- SUPPLIED ENTRIES -
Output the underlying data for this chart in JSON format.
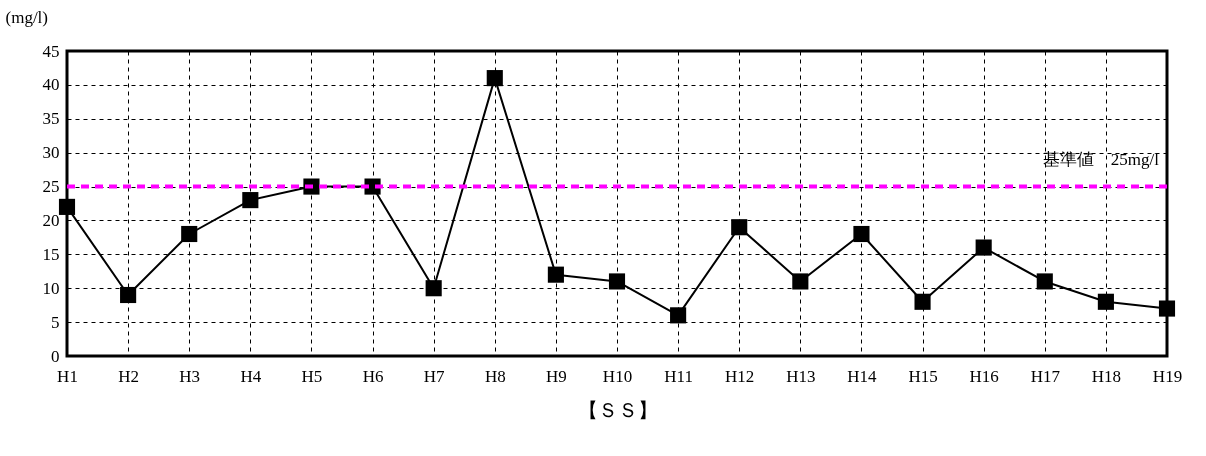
{
  "chart_data": {
    "type": "line",
    "ylabel": "(mg/l)",
    "xlabel": "【ＳＳ】",
    "categories": [
      "H1",
      "H2",
      "H3",
      "H4",
      "H5",
      "H6",
      "H7",
      "H8",
      "H9",
      "H10",
      "H11",
      "H12",
      "H13",
      "H14",
      "H15",
      "H16",
      "H17",
      "H18",
      "H19"
    ],
    "series": [
      {
        "color": "#000000",
        "values": [
          22,
          9,
          18,
          23,
          25,
          25,
          10,
          41,
          12,
          11,
          6,
          19,
          11,
          18,
          8,
          16,
          11,
          8,
          7
        ]
      }
    ],
    "ylim": [
      0,
      45
    ],
    "yticks": [
      0,
      5,
      10,
      15,
      20,
      25,
      30,
      35,
      40,
      45
    ],
    "grid": true,
    "marker": "square",
    "line_style": "solid",
    "ref_lines": [
      {
        "axis": "y",
        "value": 25,
        "label": "基準値　25mg/l",
        "color": "#ff00ff",
        "line_style": "dashed"
      }
    ]
  }
}
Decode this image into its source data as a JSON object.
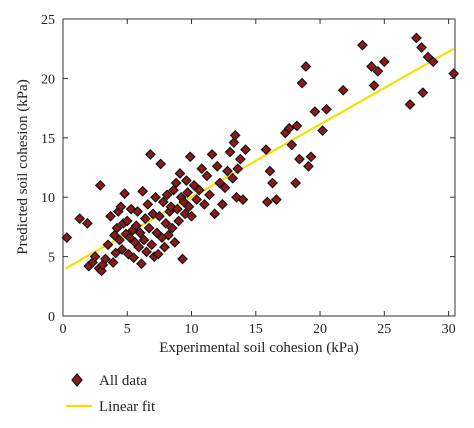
{
  "chart_data": {
    "type": "scatter",
    "xlabel": "Experimental soil cohesion (kPa)",
    "ylabel": "Predicted soil cohesion (kPa)",
    "xlim": [
      0,
      30.5
    ],
    "ylim": [
      0,
      25
    ],
    "xticks": [
      0,
      5,
      10,
      15,
      20,
      25,
      30
    ],
    "yticks": [
      0,
      5,
      10,
      15,
      20,
      25
    ],
    "grid": false,
    "legend_position": "bottom",
    "series": [
      {
        "name": "All data",
        "kind": "scatter",
        "marker": "diamond",
        "color": "#8b1a1a",
        "edge_color": "#111111",
        "points": [
          [
            0.3,
            6.6
          ],
          [
            1.3,
            8.2
          ],
          [
            1.9,
            7.8
          ],
          [
            2.0,
            4.2
          ],
          [
            2.3,
            4.5
          ],
          [
            2.5,
            5.0
          ],
          [
            2.8,
            4.0
          ],
          [
            2.9,
            11.0
          ],
          [
            3.0,
            3.8
          ],
          [
            3.1,
            4.3
          ],
          [
            3.3,
            4.8
          ],
          [
            3.5,
            6.0
          ],
          [
            3.7,
            8.4
          ],
          [
            3.9,
            4.5
          ],
          [
            4.0,
            6.8
          ],
          [
            4.1,
            5.3
          ],
          [
            4.2,
            7.4
          ],
          [
            4.3,
            8.8
          ],
          [
            4.4,
            6.4
          ],
          [
            4.5,
            9.2
          ],
          [
            4.6,
            5.6
          ],
          [
            4.7,
            7.8
          ],
          [
            4.8,
            10.3
          ],
          [
            4.9,
            6.9
          ],
          [
            5.0,
            8.0
          ],
          [
            5.1,
            5.2
          ],
          [
            5.2,
            6.6
          ],
          [
            5.3,
            9.0
          ],
          [
            5.4,
            7.2
          ],
          [
            5.5,
            4.9
          ],
          [
            5.6,
            6.2
          ],
          [
            5.7,
            7.6
          ],
          [
            5.8,
            8.8
          ],
          [
            5.9,
            5.8
          ],
          [
            6.0,
            7.0
          ],
          [
            6.1,
            4.4
          ],
          [
            6.2,
            10.5
          ],
          [
            6.3,
            6.4
          ],
          [
            6.4,
            8.2
          ],
          [
            6.5,
            5.4
          ],
          [
            6.6,
            9.4
          ],
          [
            6.7,
            7.4
          ],
          [
            6.8,
            13.6
          ],
          [
            6.9,
            6.0
          ],
          [
            7.0,
            8.6
          ],
          [
            7.1,
            5.0
          ],
          [
            7.2,
            10.0
          ],
          [
            7.3,
            7.0
          ],
          [
            7.4,
            5.2
          ],
          [
            7.5,
            8.4
          ],
          [
            7.6,
            12.8
          ],
          [
            7.7,
            6.6
          ],
          [
            7.8,
            9.6
          ],
          [
            7.9,
            5.8
          ],
          [
            8.0,
            7.8
          ],
          [
            8.1,
            10.2
          ],
          [
            8.2,
            6.8
          ],
          [
            8.3,
            8.8
          ],
          [
            8.4,
            9.2
          ],
          [
            8.5,
            7.4
          ],
          [
            8.6,
            10.6
          ],
          [
            8.7,
            6.2
          ],
          [
            8.8,
            11.2
          ],
          [
            8.9,
            9.0
          ],
          [
            9.0,
            8.0
          ],
          [
            9.1,
            12.0
          ],
          [
            9.2,
            10.0
          ],
          [
            9.3,
            4.8
          ],
          [
            9.4,
            9.6
          ],
          [
            9.5,
            8.6
          ],
          [
            9.6,
            11.4
          ],
          [
            9.7,
            10.4
          ],
          [
            9.8,
            9.2
          ],
          [
            9.9,
            13.4
          ],
          [
            10.0,
            8.4
          ],
          [
            10.2,
            11.0
          ],
          [
            10.4,
            9.8
          ],
          [
            10.6,
            10.6
          ],
          [
            10.8,
            12.4
          ],
          [
            11.0,
            9.4
          ],
          [
            11.2,
            11.8
          ],
          [
            11.4,
            10.2
          ],
          [
            11.6,
            13.6
          ],
          [
            11.8,
            8.6
          ],
          [
            12.0,
            12.6
          ],
          [
            12.2,
            11.2
          ],
          [
            12.4,
            9.4
          ],
          [
            12.6,
            10.8
          ],
          [
            12.8,
            12.2
          ],
          [
            13.0,
            13.8
          ],
          [
            13.2,
            11.6
          ],
          [
            13.3,
            14.6
          ],
          [
            13.4,
            15.2
          ],
          [
            13.5,
            10.0
          ],
          [
            13.6,
            12.4
          ],
          [
            13.8,
            13.2
          ],
          [
            14.0,
            9.8
          ],
          [
            14.2,
            14.0
          ],
          [
            15.8,
            14.0
          ],
          [
            15.9,
            9.6
          ],
          [
            16.1,
            12.2
          ],
          [
            16.3,
            11.2
          ],
          [
            16.6,
            9.8
          ],
          [
            17.3,
            15.4
          ],
          [
            17.6,
            15.8
          ],
          [
            17.8,
            14.4
          ],
          [
            18.1,
            11.2
          ],
          [
            18.2,
            16.0
          ],
          [
            18.4,
            13.2
          ],
          [
            18.6,
            19.6
          ],
          [
            18.9,
            21.0
          ],
          [
            19.1,
            12.6
          ],
          [
            19.3,
            13.4
          ],
          [
            19.6,
            17.2
          ],
          [
            20.2,
            15.6
          ],
          [
            20.5,
            17.4
          ],
          [
            21.8,
            19.0
          ],
          [
            23.3,
            22.8
          ],
          [
            24.0,
            21.0
          ],
          [
            24.2,
            19.4
          ],
          [
            24.5,
            20.6
          ],
          [
            25.0,
            21.4
          ],
          [
            27.0,
            17.8
          ],
          [
            27.5,
            23.4
          ],
          [
            27.9,
            22.6
          ],
          [
            28.0,
            18.8
          ],
          [
            28.4,
            21.8
          ],
          [
            28.8,
            21.4
          ],
          [
            30.4,
            20.4
          ]
        ]
      },
      {
        "name": "Linear fit",
        "kind": "line",
        "color": "#f2e200",
        "x": [
          0.2,
          30.4
        ],
        "y": [
          4.0,
          22.5
        ]
      }
    ]
  }
}
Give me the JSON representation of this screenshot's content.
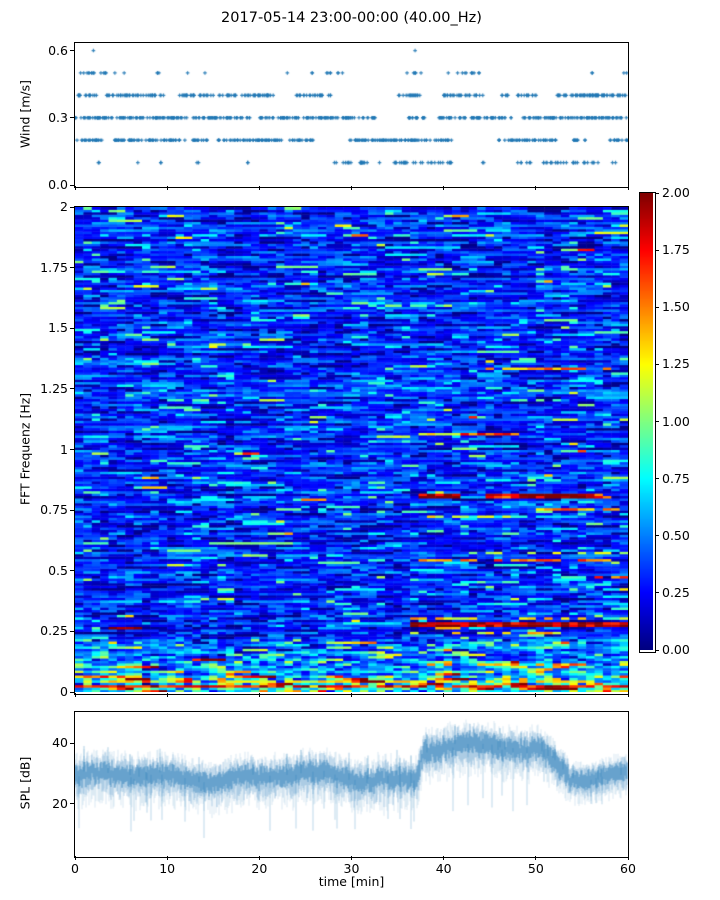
{
  "title": "2017-05-14 23:00-00:00 (40.00_Hz)",
  "chart_data": [
    {
      "name": "wind",
      "type": "scatter",
      "ylabel": "Wind [m/s]",
      "xlim": [
        0,
        60
      ],
      "ylim": [
        0,
        0.634
      ],
      "yticks": {
        "values": [
          0,
          0.3,
          0.6
        ],
        "labels": [
          "0.0",
          "0.3",
          "0.6"
        ]
      },
      "xtick_values": [
        0,
        10,
        20,
        30,
        40,
        50,
        60
      ],
      "marker": "plus",
      "marker_color": "#1f77b4",
      "seed": 7,
      "levels": [
        {
          "value": 0.6,
          "explicit_times": [
            2.0,
            36.9
          ]
        },
        {
          "value": 0.5,
          "per_min": 3.2,
          "segments": [
            [
              0.6,
              5.5
            ],
            [
              8.3,
              9.3
            ],
            [
              12.2,
              12.6
            ],
            [
              14.0,
              14.4
            ],
            [
              23.0,
              23.3
            ],
            [
              25.5,
              26.1
            ],
            [
              27.0,
              29.2
            ],
            [
              35.8,
              37.6
            ],
            [
              40.5,
              44.0
            ],
            [
              55.8,
              56.3
            ],
            [
              59.4,
              60.0
            ]
          ]
        },
        {
          "value": 0.4,
          "per_min": 6.0,
          "segments": [
            [
              0.0,
              2.5
            ],
            [
              3.0,
              9.8
            ],
            [
              11.0,
              21.8
            ],
            [
              24.0,
              27.8
            ],
            [
              34.7,
              37.5
            ],
            [
              40.0,
              44.6
            ],
            [
              46.0,
              47.0
            ],
            [
              48.0,
              50.2
            ],
            [
              52.0,
              57.8
            ],
            [
              54.8,
              60.0
            ]
          ]
        },
        {
          "value": 0.3,
          "per_min": 8.0,
          "segments": [
            [
              0.0,
              19.0
            ],
            [
              20.0,
              32.8
            ],
            [
              36.0,
              38.4
            ],
            [
              39.5,
              47.4
            ],
            [
              48.6,
              54.2
            ],
            [
              54.0,
              60.0
            ]
          ]
        },
        {
          "value": 0.2,
          "per_min": 6.5,
          "segments": [
            [
              0.0,
              3.0
            ],
            [
              4.0,
              14.5
            ],
            [
              15.5,
              26.0
            ],
            [
              29.8,
              41.8
            ],
            [
              46.0,
              52.3
            ],
            [
              54.0,
              55.6
            ],
            [
              57.9,
              60.0
            ]
          ]
        },
        {
          "value": 0.1,
          "per_min": 4.0,
          "segments": [
            [
              2.2,
              2.7
            ],
            [
              6.8,
              7.1
            ],
            [
              9.2,
              9.6
            ],
            [
              13.2,
              13.7
            ],
            [
              18.5,
              18.9
            ],
            [
              28.0,
              30.0
            ],
            [
              30.5,
              37.0
            ],
            [
              37.5,
              41.0
            ],
            [
              44.2,
              44.6
            ],
            [
              48.0,
              49.5
            ],
            [
              50.8,
              57.2
            ],
            [
              58.3,
              58.7
            ]
          ]
        }
      ]
    },
    {
      "name": "fft_spectrogram",
      "type": "heatmap",
      "ylabel": "FFT Frequenz [Hz]",
      "xlim": [
        0,
        60
      ],
      "ylim": [
        0,
        2
      ],
      "vmin": 0,
      "vmax": 2,
      "colormap": "jet",
      "yticks": {
        "values": [
          0,
          0.25,
          0.5,
          0.75,
          1,
          1.25,
          1.5,
          1.75,
          2
        ],
        "labels": [
          "0",
          "0.25",
          "0.5",
          "0.75",
          "1",
          "1.25",
          "1.5",
          "1.75",
          "2"
        ]
      },
      "xtick_values": [
        0,
        10,
        20,
        30,
        40,
        50,
        60
      ],
      "colorbar": {
        "tick_values": [
          0,
          0.25,
          0.5,
          0.75,
          1,
          1.25,
          1.5,
          1.75,
          2
        ],
        "tick_labels": [
          "0.00",
          "0.25",
          "0.50",
          "0.75",
          "1.00",
          "1.25",
          "1.50",
          "1.75",
          "2.00"
        ]
      },
      "bins": {
        "time": 66,
        "freq": 200
      },
      "seed": 42,
      "noise": {
        "mean": 0.3,
        "std": 0.16,
        "persistence": 0.45,
        "pop_probability": 0.055,
        "pop_boost_min": 0.25,
        "pop_boost_max": 0.7,
        "low_freq_boost_below_hz": 0.22,
        "low_freq_boost": 0.35
      },
      "features": [
        {
          "hz": 0.8,
          "t": [
            37.4,
            41.8
          ],
          "value": 2.0,
          "presence": 1.0,
          "rows": 2
        },
        {
          "hz": 0.8,
          "t": [
            41.8,
            45.0
          ],
          "value": 1.55,
          "presence": 0.7,
          "rows": 1
        },
        {
          "hz": 0.8,
          "t": [
            45.0,
            57.0
          ],
          "value": 1.7,
          "presence": 0.9,
          "rows": 2
        },
        {
          "hz": 0.8,
          "t": [
            48.5,
            51.5
          ],
          "value": 2.0,
          "presence": 1.0,
          "rows": 2
        },
        {
          "hz": 0.8,
          "t": [
            52.5,
            55.5
          ],
          "value": 2.0,
          "presence": 1.0,
          "rows": 2
        },
        {
          "hz": 0.8,
          "t": [
            55.5,
            57.5
          ],
          "value": 1.35,
          "presence": 0.8,
          "rows": 1
        },
        {
          "hz": 0.755,
          "t": [
            50.0,
            60.0
          ],
          "value": 1.5,
          "presence": 0.75,
          "rows": 1
        },
        {
          "hz": 0.72,
          "t": [
            37.5,
            47.0
          ],
          "value": 1.25,
          "presence": 0.75,
          "rows": 1
        },
        {
          "hz": 0.27,
          "t": [
            36.5,
            60.0
          ],
          "value": 1.95,
          "presence": 0.95,
          "rows": 2
        },
        {
          "hz": 0.3,
          "t": [
            37.0,
            60.0
          ],
          "value": 1.3,
          "presence": 0.5,
          "rows": 1
        },
        {
          "hz": 0.24,
          "t": [
            37.0,
            52.0
          ],
          "value": 1.3,
          "presence": 0.4,
          "rows": 1
        },
        {
          "hz": 0.26,
          "t": [
            4.5,
            6.5
          ],
          "value": 1.9,
          "presence": 1.0,
          "rows": 1
        },
        {
          "hz": 1.33,
          "t": [
            45.0,
            57.5
          ],
          "value": 1.45,
          "presence": 0.85,
          "rows": 1
        },
        {
          "hz": 1.36,
          "t": [
            44.0,
            47.0
          ],
          "value": 1.2,
          "presence": 0.7,
          "rows": 1
        },
        {
          "hz": 1.06,
          "t": [
            37.5,
            42.5
          ],
          "value": 1.3,
          "presence": 0.85,
          "rows": 1
        },
        {
          "hz": 1.065,
          "t": [
            42.5,
            48.0
          ],
          "value": 1.6,
          "presence": 0.9,
          "rows": 1
        },
        {
          "hz": 1.14,
          "t": [
            41.0,
            43.5
          ],
          "value": 1.55,
          "presence": 0.9,
          "rows": 1
        },
        {
          "hz": 1.0,
          "t": [
            40.5,
            43.0
          ],
          "value": 1.1,
          "presence": 0.7,
          "rows": 1
        },
        {
          "hz": 0.54,
          "t": [
            38.0,
            60.0
          ],
          "value": 1.5,
          "presence": 0.55,
          "rows": 1
        },
        {
          "hz": 0.575,
          "t": [
            40.0,
            60.0
          ],
          "value": 1.15,
          "presence": 0.45,
          "rows": 1
        },
        {
          "hz": 0.47,
          "t": [
            56.5,
            60.0
          ],
          "value": 1.55,
          "presence": 0.9,
          "rows": 1
        },
        {
          "hz": 0.135,
          "t": [
            13.5,
            15.5
          ],
          "value": 1.9,
          "presence": 1.0,
          "rows": 1
        },
        {
          "hz": 0.115,
          "t": [
            37.0,
            60.0
          ],
          "value": 1.45,
          "presence": 0.5,
          "rows": 1
        },
        {
          "hz": 0.02,
          "t": [
            0.0,
            60.0
          ],
          "value": 1.75,
          "presence": 0.9,
          "rows": 1
        },
        {
          "hz": 0.045,
          "t": [
            0.0,
            60.0
          ],
          "value": 1.25,
          "presence": 0.6,
          "rows": 1
        },
        {
          "hz": 0.065,
          "t": [
            0.0,
            7.0
          ],
          "value": 1.5,
          "presence": 0.8,
          "rows": 1
        },
        {
          "hz": 0.1,
          "t": [
            0.0,
            9.0
          ],
          "value": 0.95,
          "presence": 0.7,
          "rows": 2
        },
        {
          "hz": 1.92,
          "t": [
            28.5,
            29.5
          ],
          "value": 1.3,
          "presence": 1.0,
          "rows": 1
        }
      ]
    },
    {
      "name": "spl",
      "type": "line",
      "ylabel": "SPL [dB]",
      "xlabel": "time [min]",
      "xlim": [
        0,
        60
      ],
      "ylim": [
        3,
        50
      ],
      "yticks": {
        "values": [
          20,
          40
        ],
        "labels": [
          "20",
          "40"
        ]
      },
      "xticks": {
        "values": [
          0,
          10,
          20,
          30,
          40,
          50,
          60
        ],
        "labels": [
          "0",
          "10",
          "20",
          "30",
          "40",
          "50",
          "60"
        ]
      },
      "color": "#1f77b4",
      "seed": 99,
      "baseline": [
        {
          "t": [
            0.0,
            37.0
          ],
          "mean": 28.8,
          "core": 5.0,
          "whisker": 9.0,
          "downspike": 20,
          "upspike": 9
        },
        {
          "t": [
            37.0,
            37.8
          ],
          "ramp": [
            28.8,
            38.2
          ],
          "core": 5.5,
          "whisker": 9.0,
          "downspike": 22,
          "upspike": 7
        },
        {
          "t": [
            37.8,
            50.5
          ],
          "mean": 38.2,
          "core": 5.5,
          "whisker": 9.0,
          "downspike": 22,
          "upspike": 7
        },
        {
          "t": [
            50.5,
            53.5
          ],
          "ramp": [
            38.2,
            30.5
          ],
          "core": 5.0,
          "whisker": 8.0,
          "downspike": 16,
          "upspike": 6
        },
        {
          "t": [
            53.5,
            60.0
          ],
          "mean": 29.5,
          "core": 4.0,
          "whisker": 6.0,
          "downspike": 10,
          "upspike": 5
        }
      ]
    }
  ]
}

- DESCRIPTION OF THE TASK -
Within the listing above, copy each line that has the string "JSON".

- EXERCISE SOLUTION -
Output the underlying data for this chart in JSON format.
Decode this image into its source data as a JSON object.
Give me the JSON representation of this screenshot's content.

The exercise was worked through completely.